Exercise directions - Pictures stay out; everything else in the records below is copied exactly.

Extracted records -
========================================

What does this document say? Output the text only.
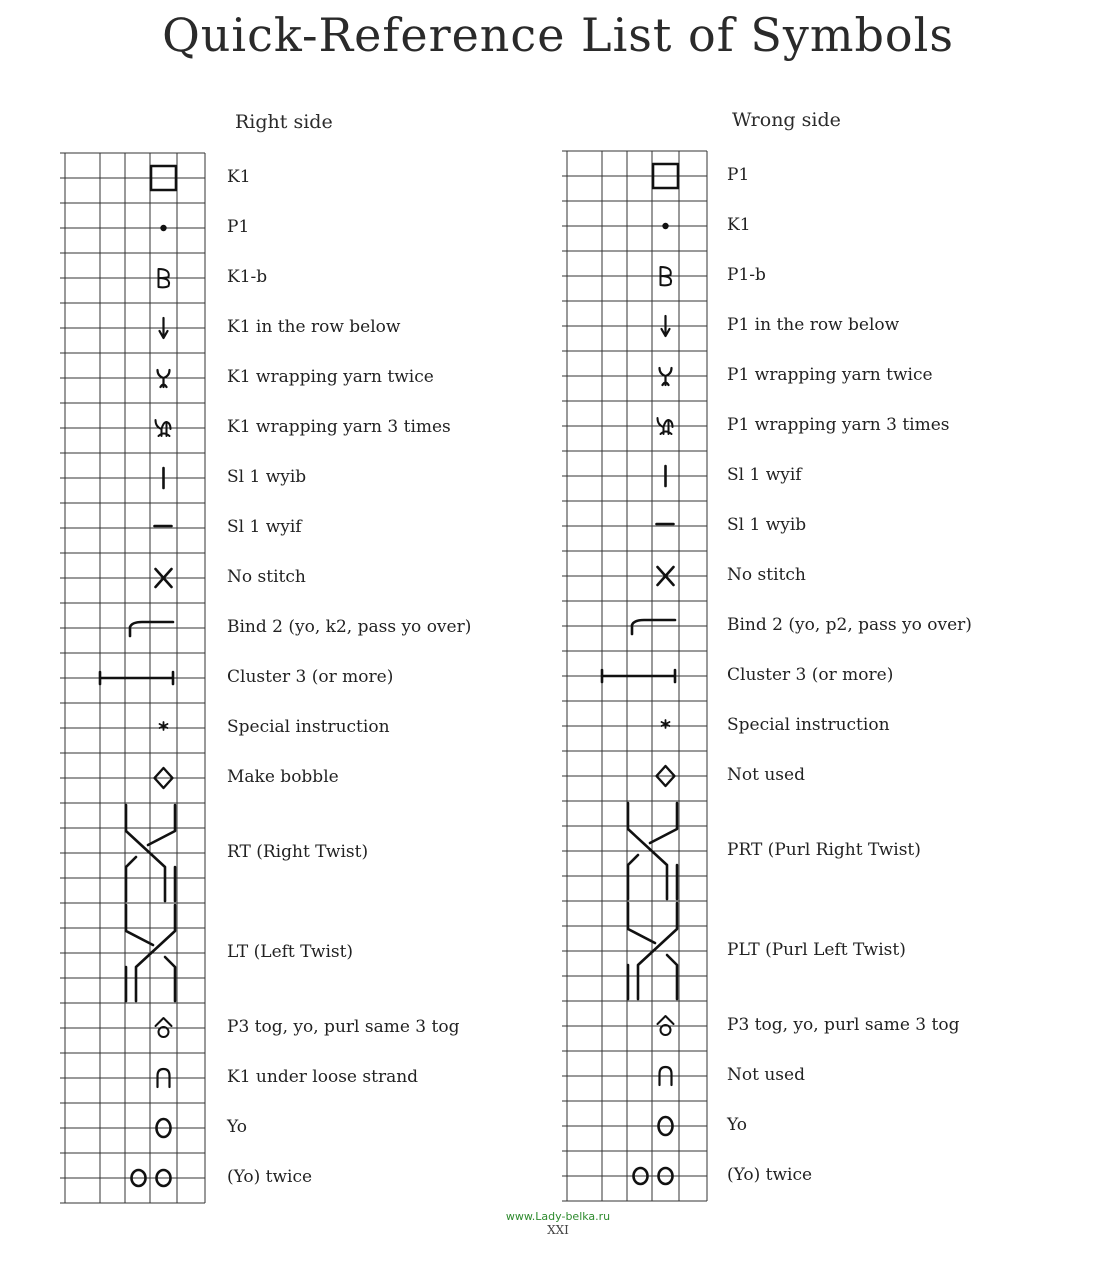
Quick-Reference List of Symbols
Right side	Wrong side
K1
P1
K1-b
K1 in the row below
K1 wrapping yarn twice
K1 wrapping yarn 3 times
Sl 1 wyib
Sl 1 wyif
No stitch
Bind 2 (yo, k2, pass yo over)
Cluster 3 (or more)
Special instruction
Make bobble
RT (Right Twist)
LT (Left Twist)
P3 tog, yo, purl same 3 tog
K1 under loose strand
Yo
(Yo) twice
P1
K1
P1-b
P1 in the row below
P1 wrapping yarn twice
P1 wrapping yarn 3 times
Sl 1 wyif
Sl 1 wyib
No stitch
Bind 2 (yo, p2, pass yo over)
Cluster 3 (or more)
Special instruction
Not used
PRT (Purl Right Twist)
PLT (Purl Left Twist)
P3 tog, yo, purl same 3 tog
Not used
Yo
(Yo) twice
www.Lady-belka.ru
XXI
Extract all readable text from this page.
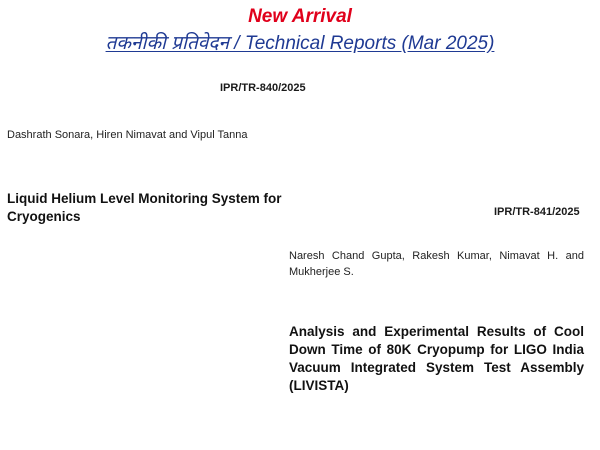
New Arrival
तकनीकी प्रतिवेदन / Technical Reports (Mar 2025)
IPR/TR-840/2025
Dashrath Sonara, Hiren Nimavat and Vipul Tanna
Liquid Helium Level Monitoring System for Cryogenics	IPR/TR-841/2025
Naresh Chand Gupta, Rakesh Kumar, Nimavat H. and Mukherjee S.
Analysis and Experimental Results of Cool Down Time of 80K Cryopump for LIGO India Vacuum Integrated System Test Assembly (LIVISTA)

========================================

Expected answer -
What does this document say? Output the text only.
Quick-Reference List of Symbols
Right side	Wrong side
K1
P1
K1-b
K1 in the row below
K1 wrapping yarn twice
K1 wrapping yarn 3 times
Sl 1 wyib
Sl 1 wyif
No stitch
Bind 2 (yo, k2, pass yo over)
Cluster 3 (or more)
Special instruction
Make bobble
RT (Right Twist)
LT (Left Twist)
P3 tog, yo, purl same 3 tog
K1 under loose strand
Yo
(Yo) twice
P1
K1
P1-b
P1 in the row below
P1 wrapping yarn twice
P1 wrapping yarn 3 times
Sl 1 wyif
Sl 1 wyib
No stitch
Bind 2 (yo, p2, pass yo over)
Cluster 3 (or more)
Special instruction
Not used
PRT (Purl Right Twist)
PLT (Purl Left Twist)
P3 tog, yo, purl same 3 tog
Not used
Yo
(Yo) twice
www.Lady-belka.ru
XXI
Extract all readable text from this page.
New Arrival
तकनीकी प्रतिवेदन / Technical Reports (Mar 2025)
IPR/TR-840/2025
Dashrath Sonara, Hiren Nimavat and Vipul Tanna
Liquid Helium Level Monitoring System for Cryogenics	IPR/TR-841/2025
Naresh Chand Gupta, Rakesh Kumar, Nimavat H. and Mukherjee S.
Analysis and Experimental Results of Cool Down Time of 80K Cryopump for LIGO India Vacuum Integrated System Test Assembly (LIVISTA)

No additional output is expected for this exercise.